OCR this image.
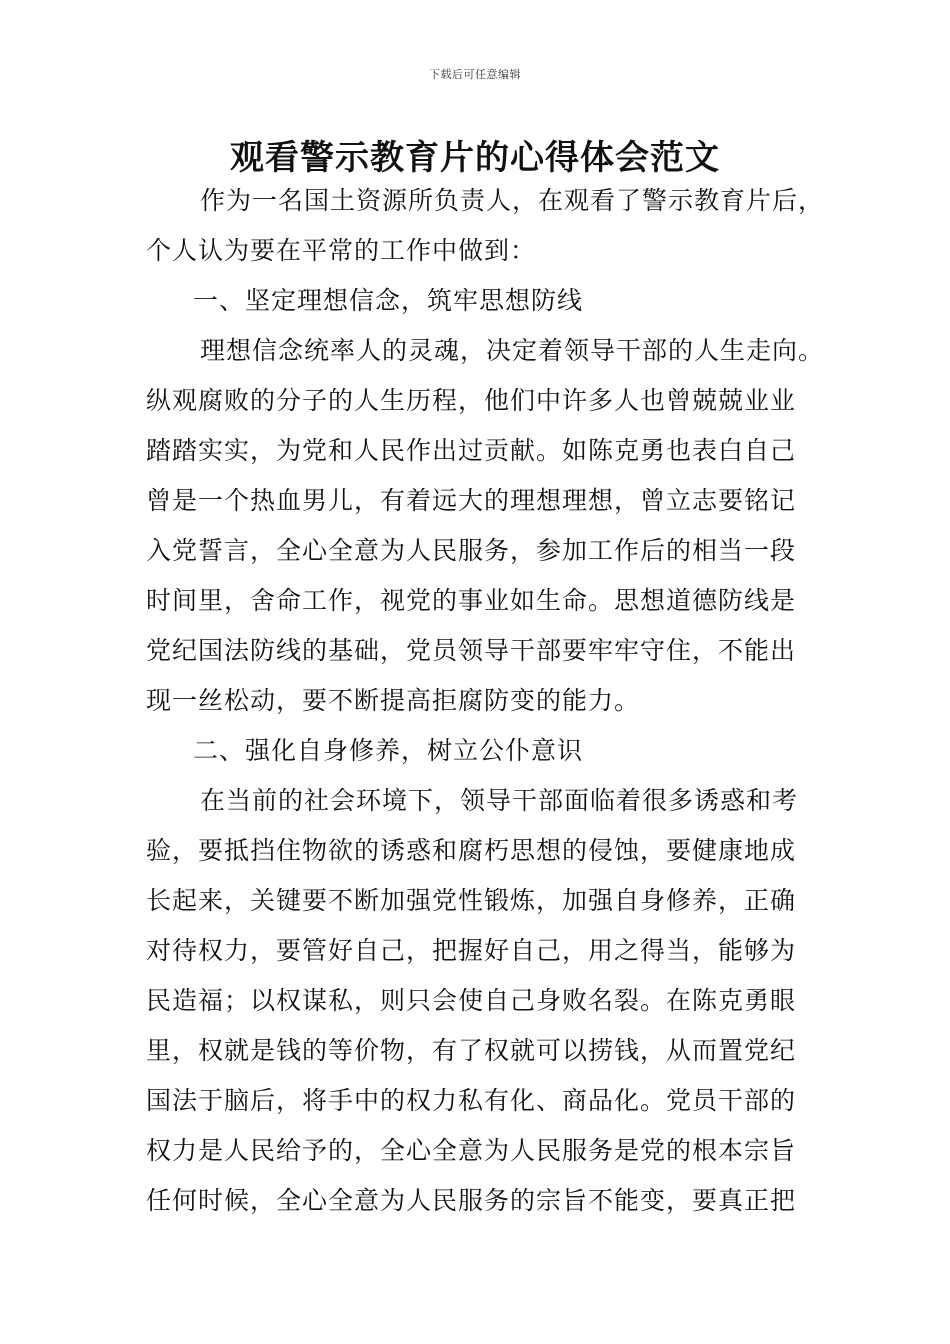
下载后可任意编辑
观看警示教育片的心得体会范文
作为一名国土资源所负责人，在观看了警示教育片后，
个人认为要在平常的工作中做到：
一、坚定理想信念，筑牢思想防线
理想信念统率人的灵魂，决定着领导干部的人生走向。
纵观腐败的分子的人生历程，他们中许多人也曾兢兢业业
踏踏实实，为党和人民作出过贡献。如陈克勇也表白自己
曾是一个热血男儿，有着远大的理想理想，曾立志要铭记
入党誓言，全心全意为人民服务，参加工作后的相当一段
时间里，舍命工作，视党的事业如生命。思想道德防线是
党纪国法防线的基础，党员领导干部要牢牢守住，不能出
现一丝松动，要不断提高拒腐防变的能力。
二、强化自身修养，树立公仆意识
在当前的社会环境下，领导干部面临着很多诱惑和考
验，要抵挡住物欲的诱惑和腐朽思想的侵蚀，要健康地成
长起来，关键要不断加强党性锻炼，加强自身修养，正确
对待权力，要管好自己，把握好自己，用之得当，能够为
民造福；以权谋私，则只会使自己身败名裂。在陈克勇眼
里，权就是钱的等价物，有了权就可以捞钱，从而置党纪
国法于脑后，将手中的权力私有化、商品化。党员干部的
权力是人民给予的，全心全意为人民服务是党的根本宗旨
任何时候，全心全意为人民服务的宗旨不能变，要真正把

+-------+

WRITTEN REQUEST:
Reproduce the material in its entirety and word for word, without the pictures.

FULL SOLUTION:
OCR this image.
下载后可任意编辑
观看警示教育片的心得体会范文
作为一名国土资源所负责人，在观看了警示教育片后，
个人认为要在平常的工作中做到：
一、坚定理想信念，筑牢思想防线
理想信念统率人的灵魂，决定着领导干部的人生走向。
纵观腐败的分子的人生历程，他们中许多人也曾兢兢业业
踏踏实实，为党和人民作出过贡献。如陈克勇也表白自己
曾是一个热血男儿，有着远大的理想理想，曾立志要铭记
入党誓言，全心全意为人民服务，参加工作后的相当一段
时间里，舍命工作，视党的事业如生命。思想道德防线是
党纪国法防线的基础，党员领导干部要牢牢守住，不能出
现一丝松动，要不断提高拒腐防变的能力。
二、强化自身修养，树立公仆意识
在当前的社会环境下，领导干部面临着很多诱惑和考
验，要抵挡住物欲的诱惑和腐朽思想的侵蚀，要健康地成
长起来，关键要不断加强党性锻炼，加强自身修养，正确
对待权力，要管好自己，把握好自己，用之得当，能够为
民造福；以权谋私，则只会使自己身败名裂。在陈克勇眼
里，权就是钱的等价物，有了权就可以捞钱，从而置党纪
国法于脑后，将手中的权力私有化、商品化。党员干部的
权力是人民给予的，全心全意为人民服务是党的根本宗旨
任何时候，全心全意为人民服务的宗旨不能变，要真正把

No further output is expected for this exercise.